==== DATA SHOWN

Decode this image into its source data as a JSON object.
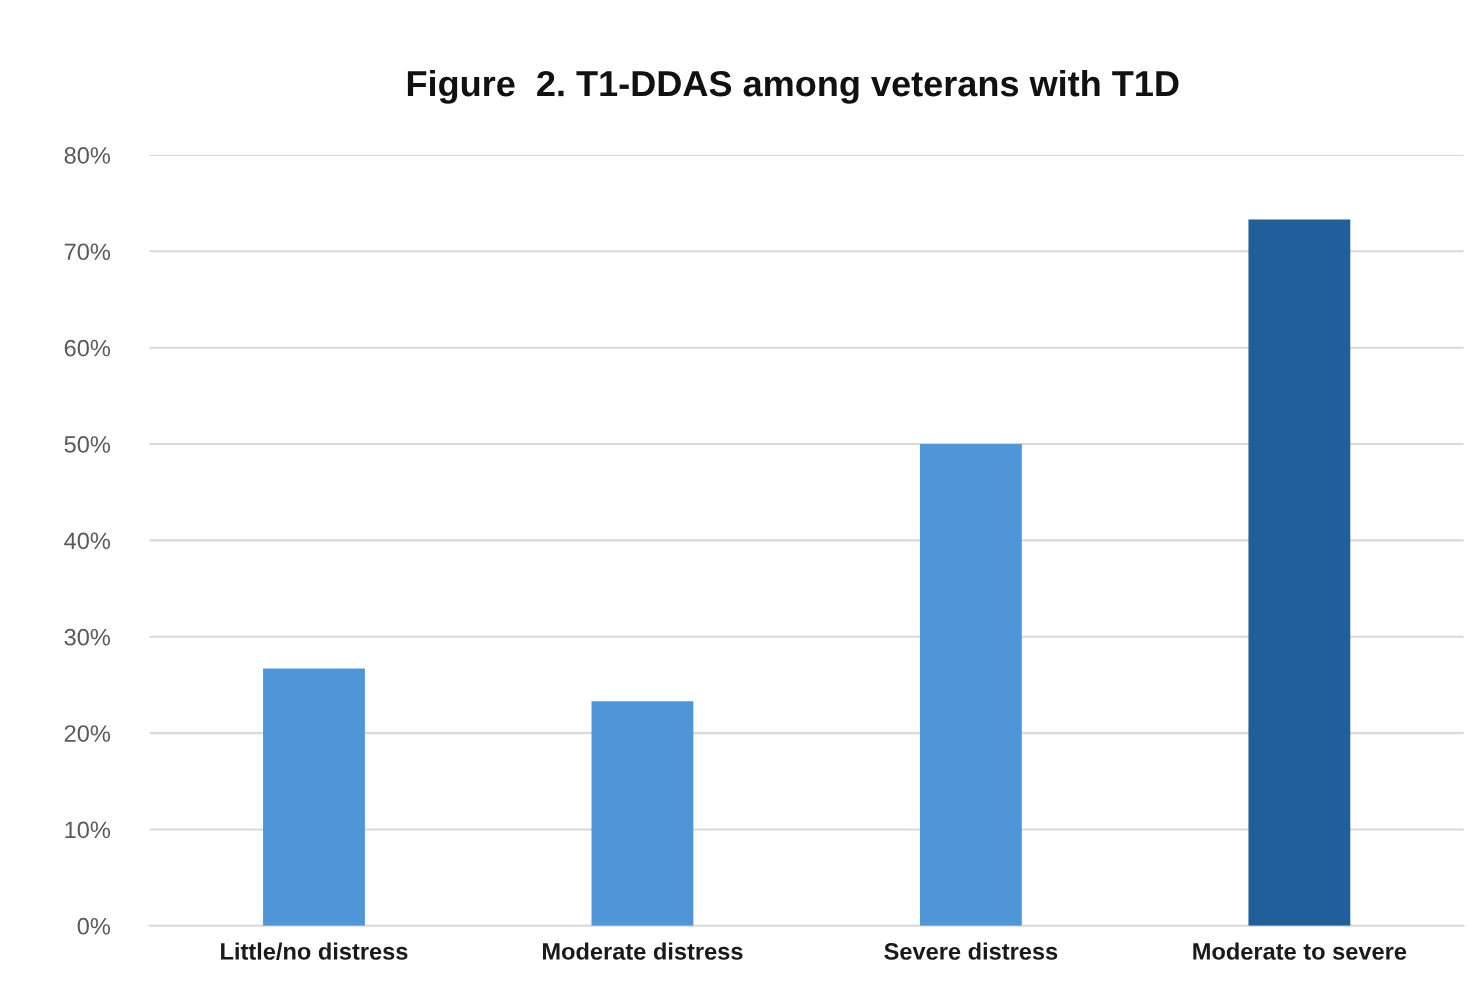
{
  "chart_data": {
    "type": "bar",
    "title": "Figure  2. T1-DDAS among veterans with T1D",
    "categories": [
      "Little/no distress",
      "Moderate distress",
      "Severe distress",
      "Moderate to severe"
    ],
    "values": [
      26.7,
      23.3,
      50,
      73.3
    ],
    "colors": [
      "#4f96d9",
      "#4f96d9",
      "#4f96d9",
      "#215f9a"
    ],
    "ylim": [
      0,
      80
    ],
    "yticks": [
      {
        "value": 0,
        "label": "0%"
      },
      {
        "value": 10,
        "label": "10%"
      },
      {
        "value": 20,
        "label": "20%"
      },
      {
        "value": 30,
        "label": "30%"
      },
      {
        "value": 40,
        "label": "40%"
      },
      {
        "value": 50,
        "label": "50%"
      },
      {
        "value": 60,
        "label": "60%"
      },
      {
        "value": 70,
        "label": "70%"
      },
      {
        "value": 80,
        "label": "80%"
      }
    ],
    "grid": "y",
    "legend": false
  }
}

========

Leave the pictures out and reproduce each record exactly as written.

RESPONSE TO THIS EXERCISE
Decode this image into its source data as a JSON object.
{
  "chart_data": {
    "type": "bar",
    "title": "Figure  2. T1-DDAS among veterans with T1D",
    "categories": [
      "Little/no distress",
      "Moderate distress",
      "Severe distress",
      "Moderate to severe"
    ],
    "values": [
      26.7,
      23.3,
      50,
      73.3
    ],
    "colors": [
      "#4f96d9",
      "#4f96d9",
      "#4f96d9",
      "#215f9a"
    ],
    "ylim": [
      0,
      80
    ],
    "yticks": [
      {
        "value": 0,
        "label": "0%"
      },
      {
        "value": 10,
        "label": "10%"
      },
      {
        "value": 20,
        "label": "20%"
      },
      {
        "value": 30,
        "label": "30%"
      },
      {
        "value": 40,
        "label": "40%"
      },
      {
        "value": 50,
        "label": "50%"
      },
      {
        "value": 60,
        "label": "60%"
      },
      {
        "value": 70,
        "label": "70%"
      },
      {
        "value": 80,
        "label": "80%"
      }
    ],
    "grid": "y",
    "legend": false
  }
}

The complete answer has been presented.